— start of DATA PROVIDED —

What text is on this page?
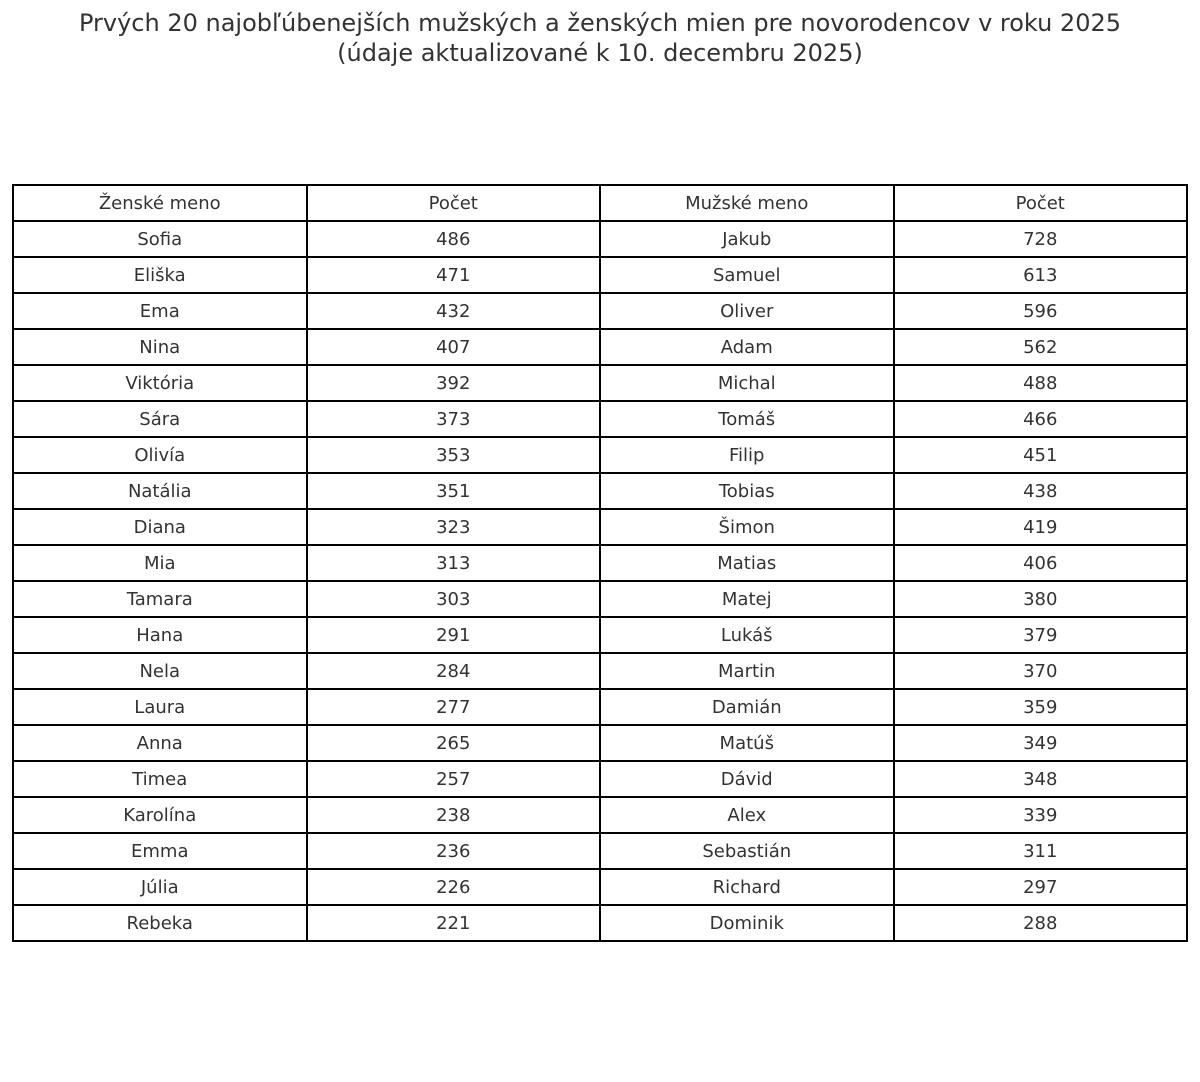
Prvých 20 najobľúbenejších mužských a ženských mien pre novorodencov v roku 2025
(údaje aktualizované k 10. decembru 2025)
Ženské meno	Počet	Mužské meno	Počet
Sofia	486	Jakub	728
Eliška	471	Samuel	613
Ema	432	Oliver	596
Nina	407	Adam	562
Viktória	392	Michal	488
Sára	373	Tomáš	466
Olivía	353	Filip	451
Natália	351	Tobias	438
Diana	323	Šimon	419
Mia	313	Matias	406
Tamara	303	Matej	380
Hana	291	Lukáš	379
Nela	284	Martin	370
Laura	277	Damián	359
Anna	265	Matúš	349
Timea	257	Dávid	348
Karolína	238	Alex	339
Emma	236	Sebastián	311
Júlia	226	Richard	297
Rebeka	221	Dominik	288
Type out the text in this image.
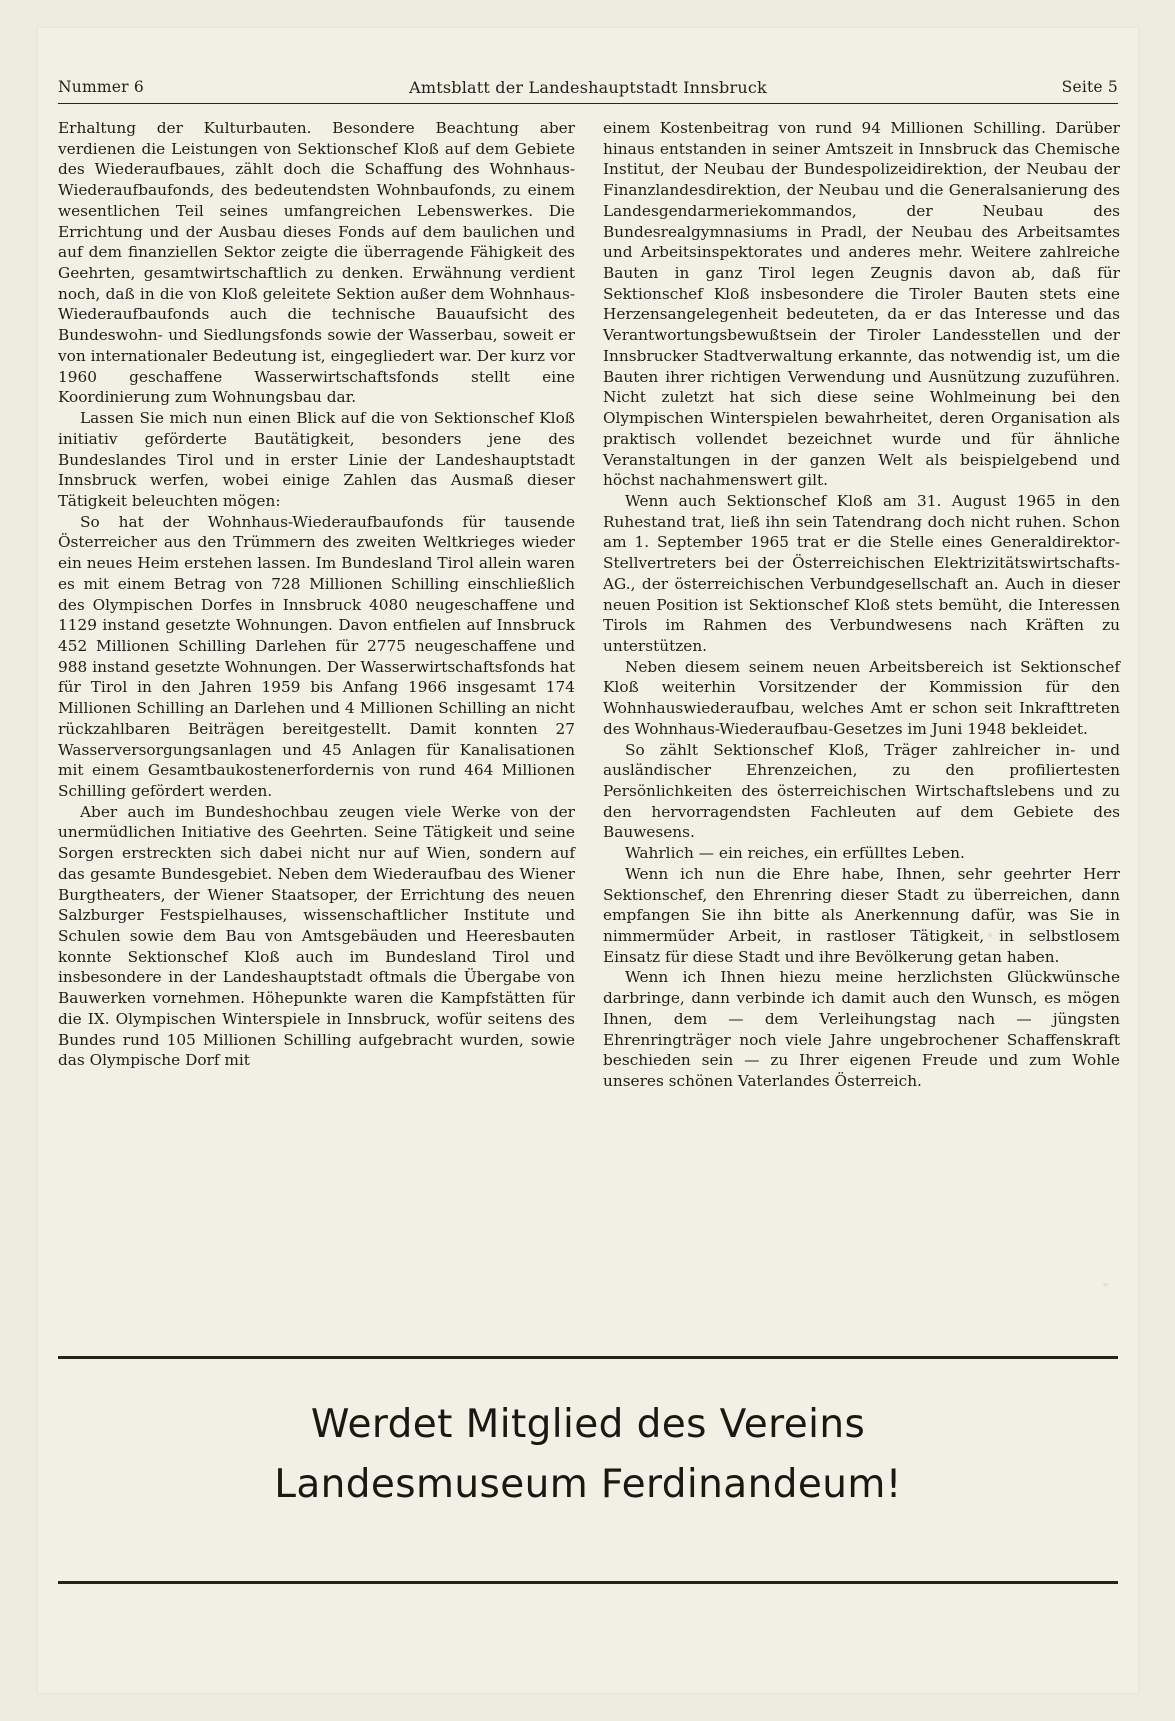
Nummer 6	Amtsblatt der Landeshauptstadt Innsbruck	Seite 5

Erhaltung der Kulturbauten. Besondere Beachtung aber verdienen die Leistungen von Sektionschef Kloß auf dem Gebiete des Wiederaufbaues, zählt doch die Schaffung des Wohnhaus-Wiederaufbaufonds, des bedeutendsten Wohnbaufonds, zu einem wesentlichen Teil seines umfangreichen Lebenswerkes. Die Errichtung und der Ausbau dieses Fonds auf dem baulichen und auf dem finanziellen Sektor zeigte die überragende Fähigkeit des Geehrten, gesamtwirtschaftlich zu denken. Erwähnung verdient noch, daß in die von Kloß geleitete Sektion außer dem Wohnhaus-Wiederaufbaufonds auch die technische Bauaufsicht des Bundeswohn- und Siedlungsfonds sowie der Wasserbau, soweit er von internationaler Bedeutung ist, eingegliedert war. Der kurz vor 1960 geschaffene Wasserwirtschaftsfonds stellt eine Koordinierung zum Wohnungsbau dar.

Lassen Sie mich nun einen Blick auf die von Sektionschef Kloß initiativ geförderte Bautätigkeit, besonders jene des Bundeslandes Tirol und in erster Linie der Landeshauptstadt Innsbruck werfen, wobei einige Zahlen das Ausmaß dieser Tätigkeit beleuchten mögen:

So hat der Wohnhaus-Wiederaufbaufonds für tausende Österreicher aus den Trümmern des zweiten Weltkrieges wieder ein neues Heim erstehen lassen. Im Bundesland Tirol allein waren es mit einem Betrag von 728 Millionen Schilling einschließlich des Olympischen Dorfes in Innsbruck 4080 neugeschaffene und 1129 instand gesetzte Wohnungen. Davon entfielen auf Innsbruck 452 Millionen Schilling Darlehen für 2775 neugeschaffene und 988 instand gesetzte Wohnungen. Der Wasserwirtschaftsfonds hat für Tirol in den Jahren 1959 bis Anfang 1966 insgesamt 174 Millionen Schilling an Darlehen und 4 Millionen Schilling an nicht rückzahlbaren Beiträgen bereitgestellt. Damit konnten 27 Wasserversorgungsanlagen und 45 Anlagen für Kanalisationen mit einem Gesamtbaukostenerfordernis von rund 464 Millionen Schilling gefördert werden.

Aber auch im Bundeshochbau zeugen viele Werke von der unermüdlichen Initiative des Geehrten. Seine Tätigkeit und seine Sorgen erstreckten sich dabei nicht nur auf Wien, sondern auf das gesamte Bundesgebiet. Neben dem Wiederaufbau des Wiener Burgtheaters, der Wiener Staatsoper, der Errichtung des neuen Salzburger Festspielhauses, wissenschaftlicher Institute und Schulen sowie dem Bau von Amtsgebäuden und Heeresbauten konnte Sektionschef Kloß auch im Bundesland Tirol und insbesondere in der Landeshauptstadt oftmals die Übergabe von Bauwerken vornehmen. Höhepunkte waren die Kampfstätten für die IX. Olympischen Winterspiele in Innsbruck, wofür seitens des Bundes rund 105 Millionen Schilling aufgebracht wurden, sowie das Olympische Dorf mit

einem Kostenbeitrag von rund 94 Millionen Schilling. Darüber hinaus entstanden in seiner Amtszeit in Innsbruck das Chemische Institut, der Neubau der Bundespolizeidirektion, der Neubau der Finanzlandesdirektion, der Neubau und die Generalsanierung des Landesgendarmeriekommandos, der Neubau des Bundesrealgymnasiums in Pradl, der Neubau des Arbeitsamtes und Arbeitsinspektorates und anderes mehr. Weitere zahlreiche Bauten in ganz Tirol legen Zeugnis davon ab, daß für Sektionschef Kloß insbesondere die Tiroler Bauten stets eine Herzensangelegenheit bedeuteten, da er das Interesse und das Verantwortungsbewußtsein der Tiroler Landesstellen und der Innsbrucker Stadtverwaltung erkannte, das notwendig ist, um die Bauten ihrer richtigen Verwendung und Ausnützung zuzuführen. Nicht zuletzt hat sich diese seine Wohlmeinung bei den Olympischen Winterspielen bewahrheitet, deren Organisation als praktisch vollendet bezeichnet wurde und für ähnliche Veranstaltungen in der ganzen Welt als beispielgebend und höchst nachahmenswert gilt.

Wenn auch Sektionschef Kloß am 31. August 1965 in den Ruhestand trat, ließ ihn sein Tatendrang doch nicht ruhen. Schon am 1. September 1965 trat er die Stelle eines Generaldirektor-Stellvertreters bei der Österreichischen Elektrizitätswirtschafts-AG., der österreichischen Verbundgesellschaft an. Auch in dieser neuen Position ist Sektionschef Kloß stets bemüht, die Interessen Tirols im Rahmen des Verbundwesens nach Kräften zu unterstützen.

Neben diesem seinem neuen Arbeitsbereich ist Sektionschef Kloß weiterhin Vorsitzender der Kommission für den Wohnhauswiederaufbau, welches Amt er schon seit Inkrafttreten des Wohnhaus-Wiederaufbau-Gesetzes im Juni 1948 bekleidet.

So zählt Sektionschef Kloß, Träger zahlreicher in- und ausländischer Ehrenzeichen, zu den profiliertesten Persönlichkeiten des österreichischen Wirtschaftslebens und zu den hervorragendsten Fachleuten auf dem Gebiete des Bauwesens.

Wahrlich — ein reiches, ein erfülltes Leben.

Wenn ich nun die Ehre habe, Ihnen, sehr geehrter Herr Sektionschef, den Ehrenring dieser Stadt zu überreichen, dann empfangen Sie ihn bitte als Anerkennung dafür, was Sie in nimmermüder Arbeit, in rastloser Tätigkeit, in selbstlosem Einsatz für diese Stadt und ihre Bevölkerung getan haben.

Wenn ich Ihnen hiezu meine herzlichsten Glückwünsche darbringe, dann verbinde ich damit auch den Wunsch, es mögen Ihnen, dem — dem Verleihungstag nach — jüngsten Ehrenringträger noch viele Jahre ungebrochener Schaffenskraft beschieden sein — zu Ihrer eigenen Freude und zum Wohle unseres schönen Vaterlandes Österreich.

Werdet Mitglied des Vereins
Landesmuseum Ferdinandeum!
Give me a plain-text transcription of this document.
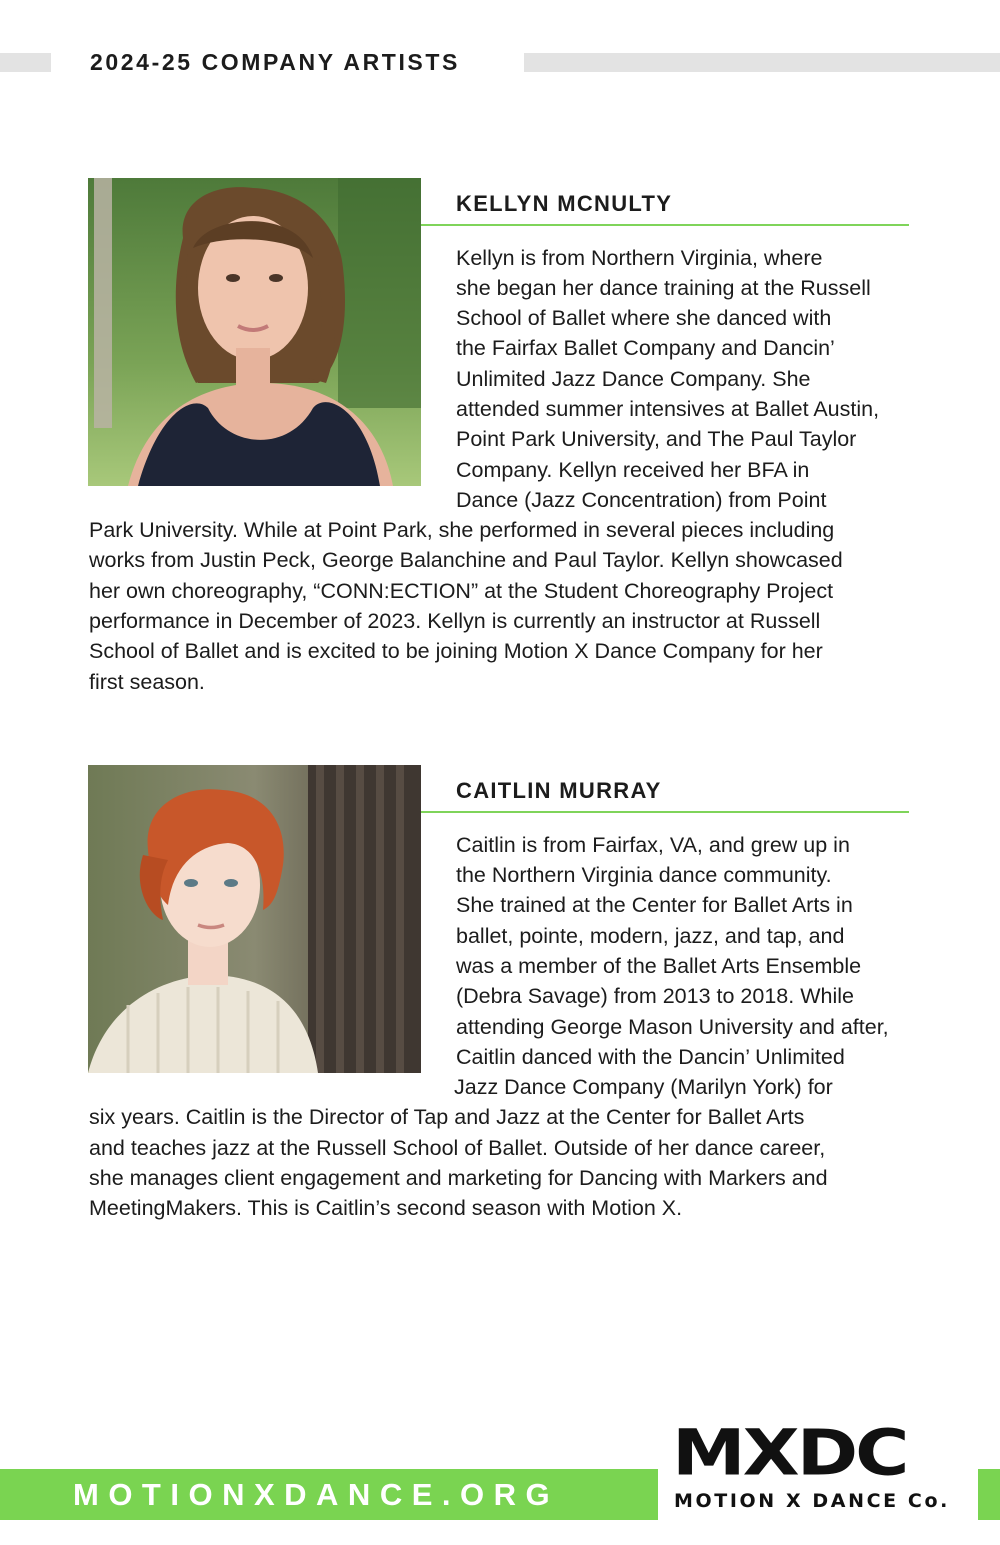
2024-25 COMPANY ARTISTS
KELLYN MCNULTY
Kellyn is from Northern Virginia, where
she began her dance training at the Russell
School of Ballet where she danced with
the Fairfax Ballet Company and Dancin’
Unlimited Jazz Dance Company. She
attended summer intensives at Ballet Austin,
Point Park University, and The Paul Taylor
Company. Kellyn received her BFA in
Dance (Jazz Concentration) from Point
Park University. While at Point Park, she performed in several pieces including
works from Justin Peck, George Balanchine and Paul Taylor. Kellyn showcased
her own choreography, “CONN:ECTION” at the Student Choreography Project
performance in December of 2023. Kellyn is currently an instructor at Russell
School of Ballet and is excited to be joining Motion X Dance Company for her
first season.
CAITLIN MURRAY
Caitlin is from Fairfax, VA, and grew up in
the Northern Virginia dance community.
She trained at the Center for Ballet Arts in
ballet, pointe, modern, jazz, and tap, and
was a member of the Ballet Arts Ensemble
(Debra Savage) from 2013 to 2018. While
attending George Mason University and after,
Caitlin danced with the Dancin’ Unlimited
Jazz Dance Company (Marilyn York) for
six years. Caitlin is the Director of Tap and Jazz at the Center for Ballet Arts
and teaches jazz at the Russell School of Ballet. Outside of her dance career,
she manages client engagement and marketing for Dancing with Markers and
MeetingMakers. This is Caitlin’s second season with Motion X.
MOTIONXDANCE.ORG
MXDC
MOTION X DANCE Co.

— end of DATA PROVIDED —

SET PROBLEM:
Return each line of the listing that holds the string "Errichtung".

RESULT FOR THIS TASK:
Erhaltung der Kulturbauten. Besondere Beachtung aber verdienen die Leistungen von Sektionschef Kloß auf dem Gebiete des Wiederaufbaues, zählt doch die Schaffung des Wohnhaus-Wiederaufbaufonds, des bedeutendsten Wohnbaufonds, zu einem wesentlichen Teil seines umfangreichen Lebenswerkes. Die Errichtung und der Ausbau dieses Fonds auf dem baulichen und auf dem finanziellen Sektor zeigte die überragende Fähigkeit des Geehrten, gesamtwirtschaftlich zu denken. Erwähnung verdient noch, daß in die von Kloß geleitete Sektion außer dem Wohnhaus-Wiederaufbaufonds auch die technische Bauaufsicht des Bundeswohn- und Siedlungsfonds sowie der Wasserbau, soweit er von internationaler Bedeutung ist, eingegliedert war. Der kurz vor 1960 geschaffene Wasserwirtschaftsfonds stellt eine Koordinierung zum Wohnungsbau dar.
Aber auch im Bundeshochbau zeugen viele Werke von der unermüdlichen Initiative des Geehrten. Seine Tätigkeit und seine Sorgen erstreckten sich dabei nicht nur auf Wien, sondern auf das gesamte Bundesgebiet. Neben dem Wiederaufbau des Wiener Burgtheaters, der Wiener Staatsoper, der Errichtung des neuen Salzburger Festspielhauses, wissenschaftlicher Institute und Schulen sowie dem Bau von Amtsgebäuden und Heeresbauten konnte Sektionschef Kloß auch im Bundesland Tirol und insbesondere in der Landeshauptstadt oftmals die Übergabe von Bauwerken vornehmen. Höhepunkte waren die Kampfstätten für die IX. Olympischen Winterspiele in Innsbruck, wofür seitens des Bundes rund 105 Millionen Schilling aufgebracht wurden, sowie das Olympische Dorf mit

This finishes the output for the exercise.